-------- Records for the exercise
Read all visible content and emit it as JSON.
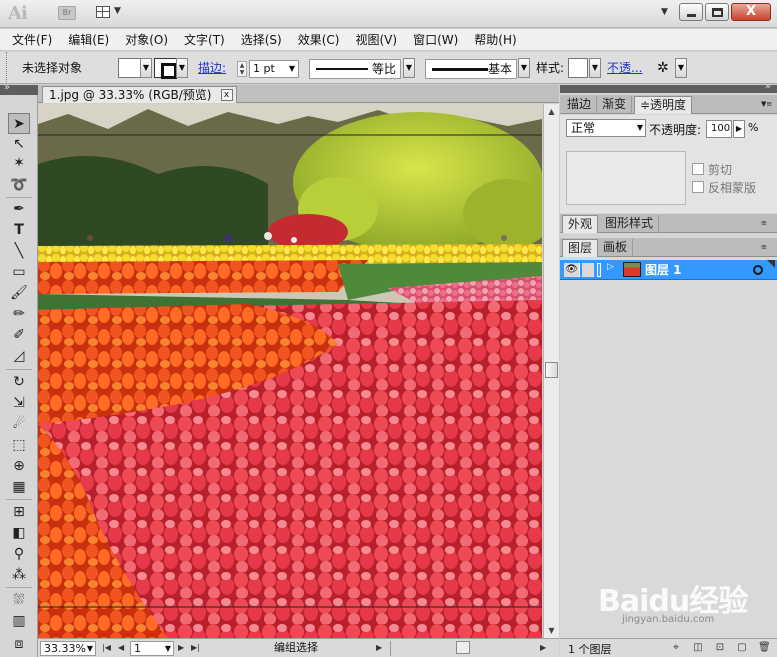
{
  "app": {
    "logo": "Ai",
    "bridge_label": "Br"
  },
  "window_controls": {
    "minimize": "—",
    "maximize": "□",
    "close": "X"
  },
  "menubar": {
    "items": [
      "文件(F)",
      "编辑(E)",
      "对象(O)",
      "文字(T)",
      "选择(S)",
      "效果(C)",
      "视图(V)",
      "窗口(W)",
      "帮助(H)"
    ]
  },
  "controlbar": {
    "selection_status": "未选择对象",
    "stroke_label": "描边:",
    "stroke_weight": "1 pt",
    "profile_label": "等比",
    "brush_label": "基本",
    "style_label": "样式:",
    "opacity_link": "不透..."
  },
  "document": {
    "tab_title": "1.jpg @ 33.33% (RGB/预览)",
    "tab_close": "x"
  },
  "statusbar": {
    "zoom": "33.33%",
    "artboard": "1",
    "tool_status": "编组选择"
  },
  "panel_transparency": {
    "tabs": [
      "描边",
      "渐变",
      "≑透明度"
    ],
    "blend_mode": "正常",
    "opacity_label": "不透明度:",
    "opacity_value": "100",
    "opacity_unit": "%",
    "clip_label": "剪切",
    "invert_mask_label": "反相蒙版"
  },
  "panel_appearance": {
    "tabs": [
      "外观",
      "图形样式"
    ]
  },
  "panel_layers": {
    "tabs": [
      "图层",
      "画板"
    ],
    "layer_name": "图层 1",
    "layer_count": "1 个图层"
  },
  "watermark": {
    "text": "Baidu经验",
    "url": "jingyan.baidu.com"
  },
  "colors": {
    "selection_blue": "#3399ff",
    "tulip_red": "#e8383d",
    "tulip_orange": "#f0501f"
  }
}
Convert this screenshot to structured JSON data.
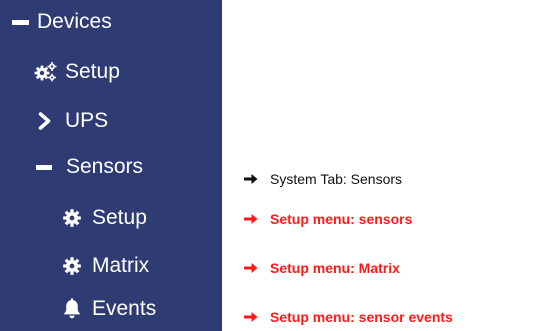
{
  "sidebar": {
    "background": "#2f3c73",
    "devices": {
      "label": "Devices",
      "icon": "minus-icon"
    },
    "devices_setup": {
      "label": "Setup",
      "icon": "gears-icon"
    },
    "ups": {
      "label": "UPS",
      "icon": "chevron-right-icon"
    },
    "sensors": {
      "label": "Sensors",
      "icon": "minus-icon"
    },
    "sensors_setup": {
      "label": "Setup",
      "icon": "gear-icon"
    },
    "matrix": {
      "label": "Matrix",
      "icon": "gear-icon"
    },
    "events": {
      "label": "Events",
      "icon": "bell-icon"
    }
  },
  "annotations": {
    "system_tab": {
      "text": "System Tab: Sensors",
      "color": "#111111"
    },
    "setup_sensors": {
      "text": "Setup menu: sensors",
      "color": "#ff1a1a"
    },
    "setup_matrix": {
      "text": "Setup menu: Matrix",
      "color": "#ff1a1a"
    },
    "sensor_events": {
      "text": "Setup menu: sensor events",
      "color": "#ff1a1a"
    }
  }
}
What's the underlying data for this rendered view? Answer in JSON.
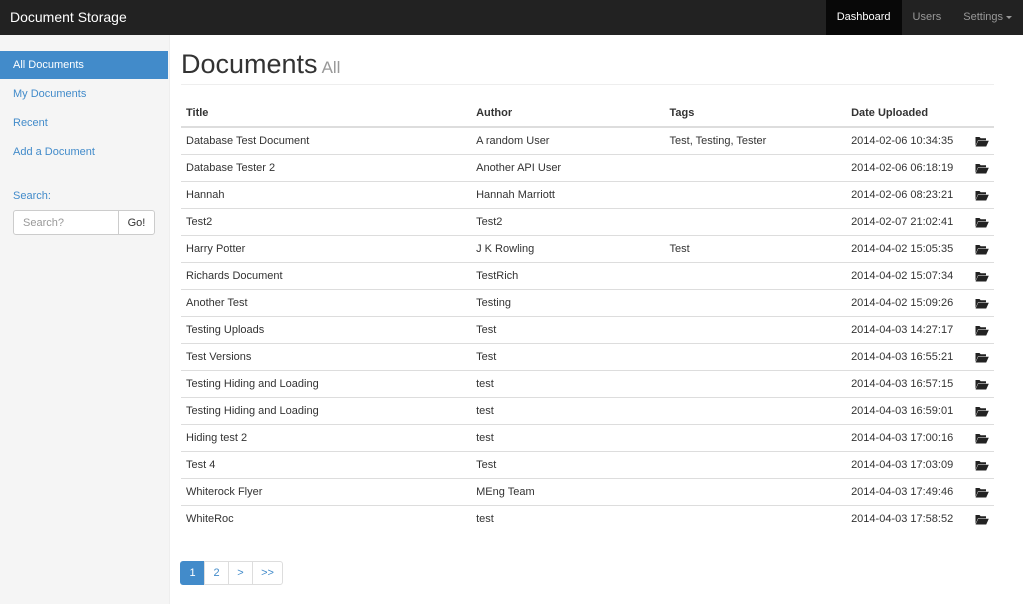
{
  "navbar": {
    "brand": "Document Storage",
    "items": [
      {
        "label": "Dashboard",
        "active": true
      },
      {
        "label": "Users",
        "active": false
      },
      {
        "label": "Settings",
        "active": false
      }
    ]
  },
  "sidebar": {
    "links": [
      {
        "label": "All Documents",
        "active": true
      },
      {
        "label": "My Documents",
        "active": false
      },
      {
        "label": "Recent",
        "active": false
      },
      {
        "label": "Add a Document",
        "active": false
      }
    ],
    "search": {
      "label": "Search:",
      "placeholder": "Search?",
      "button_label": "Go!"
    }
  },
  "main": {
    "title": "Documents",
    "subtitle": "All",
    "table": {
      "headers": [
        "Title",
        "Author",
        "Tags",
        "Date Uploaded"
      ],
      "rows": [
        {
          "title": "Database Test Document",
          "author": "A random User",
          "tags": "Test, Testing, Tester",
          "date": "2014-02-06 10:34:35"
        },
        {
          "title": "Database Tester 2",
          "author": "Another API User",
          "tags": "",
          "date": "2014-02-06 06:18:19"
        },
        {
          "title": "Hannah",
          "author": "Hannah Marriott",
          "tags": "",
          "date": "2014-02-06 08:23:21"
        },
        {
          "title": "Test2",
          "author": "Test2",
          "tags": "",
          "date": "2014-02-07 21:02:41"
        },
        {
          "title": "Harry Potter",
          "author": "J K Rowling",
          "tags": "Test",
          "date": "2014-04-02 15:05:35"
        },
        {
          "title": "Richards Document",
          "author": "TestRich",
          "tags": "",
          "date": "2014-04-02 15:07:34"
        },
        {
          "title": "Another Test",
          "author": "Testing",
          "tags": "",
          "date": "2014-04-02 15:09:26"
        },
        {
          "title": "Testing Uploads",
          "author": "Test",
          "tags": "",
          "date": "2014-04-03 14:27:17"
        },
        {
          "title": "Test Versions",
          "author": "Test",
          "tags": "",
          "date": "2014-04-03 16:55:21"
        },
        {
          "title": "Testing Hiding and Loading",
          "author": "test",
          "tags": "",
          "date": "2014-04-03 16:57:15"
        },
        {
          "title": "Testing Hiding and Loading",
          "author": "test",
          "tags": "",
          "date": "2014-04-03 16:59:01"
        },
        {
          "title": "Hiding test 2",
          "author": "test",
          "tags": "",
          "date": "2014-04-03 17:00:16"
        },
        {
          "title": "Test 4",
          "author": "Test",
          "tags": "",
          "date": "2014-04-03 17:03:09"
        },
        {
          "title": "Whiterock Flyer",
          "author": "MEng Team",
          "tags": "",
          "date": "2014-04-03 17:49:46"
        },
        {
          "title": "WhiteRoc",
          "author": "test",
          "tags": "",
          "date": "2014-04-03 17:58:52"
        }
      ],
      "row_icon": "folder-open-icon"
    },
    "pagination": [
      {
        "label": "1",
        "active": true
      },
      {
        "label": "2",
        "active": false
      },
      {
        "label": ">",
        "active": false
      },
      {
        "label": ">>",
        "active": false
      }
    ]
  },
  "colors": {
    "navbar_bg": "#222222",
    "accent": "#428bca",
    "sidebar_bg": "#f5f5f5"
  }
}
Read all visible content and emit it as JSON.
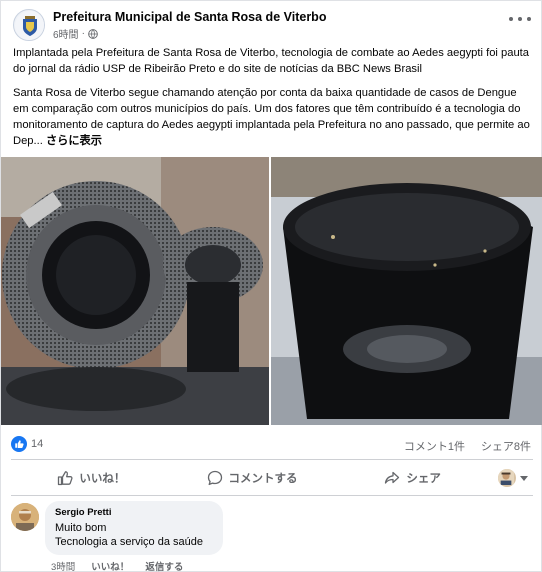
----------------
Exercise brief
Your answer should be a single number: the count of lines in the material above that contain "this".

Task response
2